====== DATA SHOWN ======

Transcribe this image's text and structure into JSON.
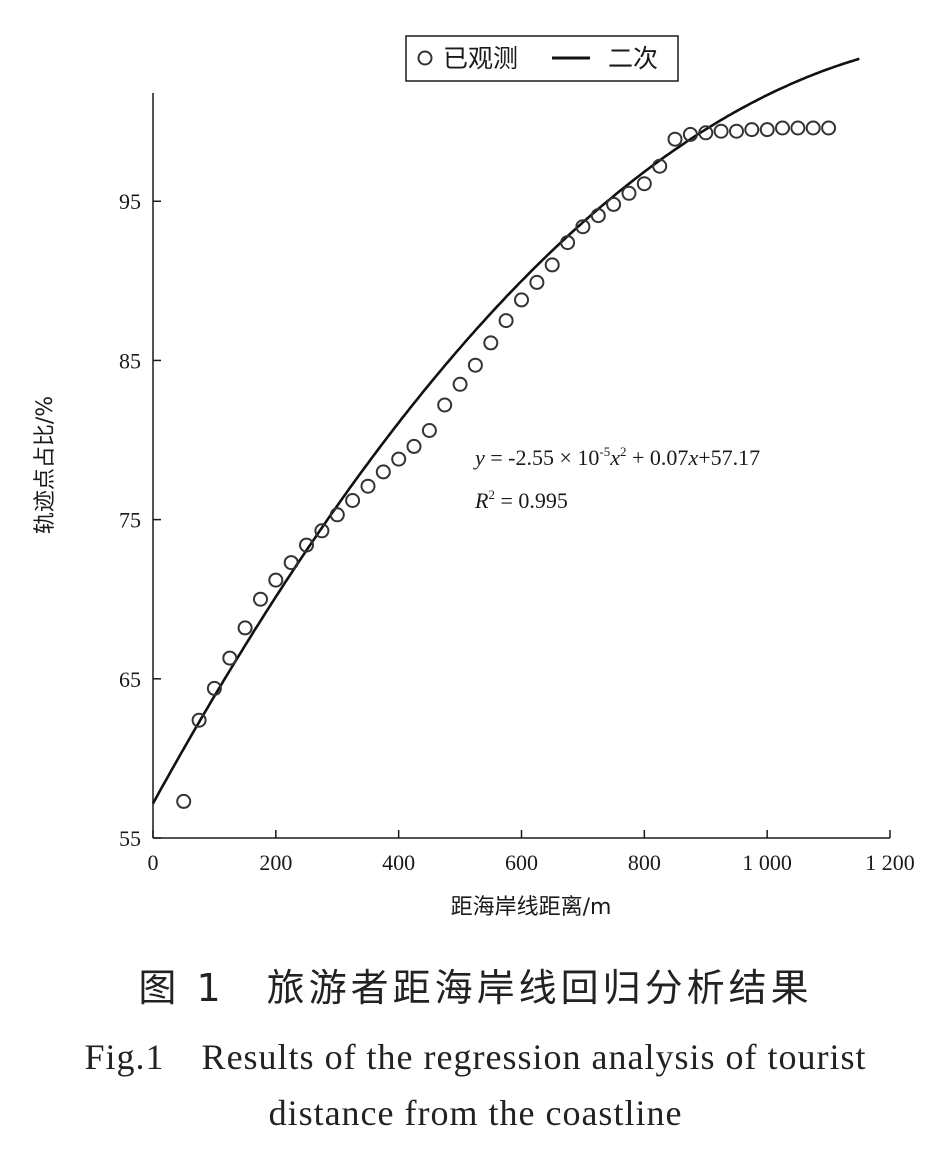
{
  "chart_data": {
    "type": "scatter",
    "xlabel": "距海岸线距离/m",
    "ylabel": "轨迹点占比/%",
    "xlim": [
      0,
      1200
    ],
    "ylim": [
      55,
      101.8
    ],
    "x_ticks": [
      0,
      200,
      400,
      600,
      800,
      1000,
      1200
    ],
    "x_tick_labels": [
      "0",
      "200",
      "400",
      "600",
      "800",
      "1 000",
      "1 200"
    ],
    "y_ticks": [
      55,
      65,
      75,
      85,
      95
    ],
    "y_tick_labels": [
      "55",
      "65",
      "75",
      "85",
      "95"
    ],
    "grid": false,
    "legend": {
      "placement": "top-center",
      "observed_label": "已观测",
      "fit_label": "二次"
    },
    "series": [
      {
        "name": "已观测",
        "kind": "markers",
        "marker": "open-circle",
        "x": [
          50,
          75,
          100,
          125,
          150,
          175,
          200,
          225,
          250,
          275,
          300,
          325,
          350,
          375,
          400,
          425,
          450,
          475,
          500,
          525,
          550,
          575,
          600,
          625,
          650,
          675,
          700,
          725,
          750,
          775,
          800,
          825,
          850,
          875,
          900,
          925,
          950,
          975,
          1000,
          1025,
          1050,
          1075,
          1100
        ],
        "y": [
          57.3,
          62.4,
          64.4,
          66.3,
          68.2,
          70.0,
          71.2,
          72.3,
          73.4,
          74.3,
          75.3,
          76.2,
          77.1,
          78.0,
          78.8,
          79.6,
          80.6,
          82.2,
          83.5,
          84.7,
          86.1,
          87.5,
          88.8,
          89.9,
          91.0,
          92.4,
          93.4,
          94.1,
          94.8,
          95.5,
          96.1,
          97.2,
          98.9,
          99.2,
          99.3,
          99.4,
          99.4,
          99.5,
          99.5,
          99.6,
          99.6,
          99.6,
          99.6
        ]
      },
      {
        "name": "二次",
        "kind": "fit-line",
        "coefficients": {
          "a": -2.55e-05,
          "b": 0.07,
          "c": 57.17
        },
        "x_range": [
          0,
          1150
        ]
      }
    ],
    "annotations": {
      "equation": {
        "y_var": "y",
        "eq_part1": " = -2.55 × 10",
        "exp1": "-5",
        "x_var1": "x",
        "exp2": "2",
        "eq_part2": " + 0.07",
        "x_var2": "x",
        "eq_part3": "+57.17"
      },
      "r2": {
        "r_var": "R",
        "exp": "2",
        "text": " = 0.995"
      }
    },
    "colors": {
      "ink": "#1a1a1a",
      "marker": "#333333",
      "line": "#111111"
    }
  },
  "caption": {
    "cn": "图 1　旅游者距海岸线回归分析结果",
    "en_line1": "Fig.1　Results of the regression analysis of tourist",
    "en_line2": "distance from the coastline"
  }
}
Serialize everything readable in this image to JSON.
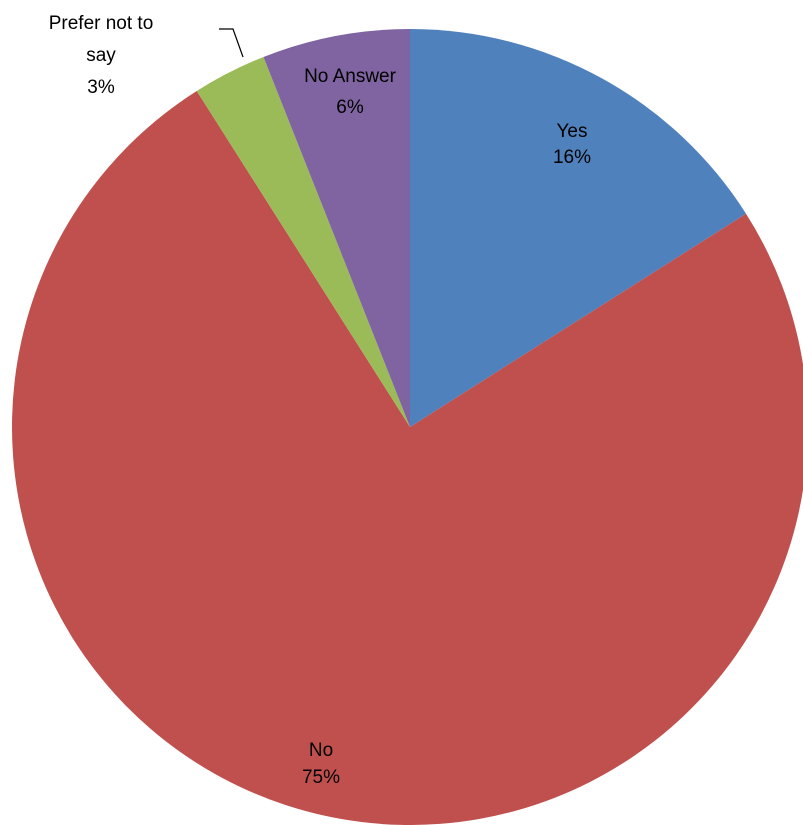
{
  "chart_data": {
    "type": "pie",
    "title": "",
    "start_angle_deg": 0,
    "direction": "clockwise",
    "slices": [
      {
        "label": "Yes",
        "value": 16,
        "percent_label": "16%",
        "color": "#4F81BD"
      },
      {
        "label": "No",
        "value": 75,
        "percent_label": "75%",
        "color": "#C0504D"
      },
      {
        "label": "Prefer not to say",
        "label_lines": [
          "Prefer not to",
          "say"
        ],
        "value": 3,
        "percent_label": "3%",
        "color": "#9BBB59"
      },
      {
        "label": "No Answer",
        "value": 6,
        "percent_label": "6%",
        "color": "#8064A2"
      }
    ],
    "legend": "none",
    "data_labels": "category and percentage"
  }
}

======

Reproduce all of the data exactly; the pictures do not belong in the copy.

| RESULT OF THE TASK |
Transcribe this image's text and structure into JSON.
{
  "chart_data": {
    "type": "scatter",
    "xlabel": "距海岸线距离/m",
    "ylabel": "轨迹点占比/%",
    "xlim": [
      0,
      1200
    ],
    "ylim": [
      55,
      101.8
    ],
    "x_ticks": [
      0,
      200,
      400,
      600,
      800,
      1000,
      1200
    ],
    "x_tick_labels": [
      "0",
      "200",
      "400",
      "600",
      "800",
      "1 000",
      "1 200"
    ],
    "y_ticks": [
      55,
      65,
      75,
      85,
      95
    ],
    "y_tick_labels": [
      "55",
      "65",
      "75",
      "85",
      "95"
    ],
    "grid": false,
    "legend": {
      "placement": "top-center",
      "observed_label": "已观测",
      "fit_label": "二次"
    },
    "series": [
      {
        "name": "已观测",
        "kind": "markers",
        "marker": "open-circle",
        "x": [
          50,
          75,
          100,
          125,
          150,
          175,
          200,
          225,
          250,
          275,
          300,
          325,
          350,
          375,
          400,
          425,
          450,
          475,
          500,
          525,
          550,
          575,
          600,
          625,
          650,
          675,
          700,
          725,
          750,
          775,
          800,
          825,
          850,
          875,
          900,
          925,
          950,
          975,
          1000,
          1025,
          1050,
          1075,
          1100
        ],
        "y": [
          57.3,
          62.4,
          64.4,
          66.3,
          68.2,
          70.0,
          71.2,
          72.3,
          73.4,
          74.3,
          75.3,
          76.2,
          77.1,
          78.0,
          78.8,
          79.6,
          80.6,
          82.2,
          83.5,
          84.7,
          86.1,
          87.5,
          88.8,
          89.9,
          91.0,
          92.4,
          93.4,
          94.1,
          94.8,
          95.5,
          96.1,
          97.2,
          98.9,
          99.2,
          99.3,
          99.4,
          99.4,
          99.5,
          99.5,
          99.6,
          99.6,
          99.6,
          99.6
        ]
      },
      {
        "name": "二次",
        "kind": "fit-line",
        "coefficients": {
          "a": -2.55e-05,
          "b": 0.07,
          "c": 57.17
        },
        "x_range": [
          0,
          1150
        ]
      }
    ],
    "annotations": {
      "equation": {
        "y_var": "y",
        "eq_part1": " = -2.55 × 10",
        "exp1": "-5",
        "x_var1": "x",
        "exp2": "2",
        "eq_part2": " + 0.07",
        "x_var2": "x",
        "eq_part3": "+57.17"
      },
      "r2": {
        "r_var": "R",
        "exp": "2",
        "text": " = 0.995"
      }
    },
    "colors": {
      "ink": "#1a1a1a",
      "marker": "#333333",
      "line": "#111111"
    }
  },
  "caption": {
    "cn": "图 1　旅游者距海岸线回归分析结果",
    "en_line1": "Fig.1　Results of the regression analysis of tourist",
    "en_line2": "distance from the coastline"
  }
}
Serialize everything readable in this image to JSON.
{
  "chart_data": {
    "type": "pie",
    "title": "",
    "start_angle_deg": 0,
    "direction": "clockwise",
    "slices": [
      {
        "label": "Yes",
        "value": 16,
        "percent_label": "16%",
        "color": "#4F81BD"
      },
      {
        "label": "No",
        "value": 75,
        "percent_label": "75%",
        "color": "#C0504D"
      },
      {
        "label": "Prefer not to say",
        "label_lines": [
          "Prefer not to",
          "say"
        ],
        "value": 3,
        "percent_label": "3%",
        "color": "#9BBB59"
      },
      {
        "label": "No Answer",
        "value": 6,
        "percent_label": "6%",
        "color": "#8064A2"
      }
    ],
    "legend": "none",
    "data_labels": "category and percentage"
  }
}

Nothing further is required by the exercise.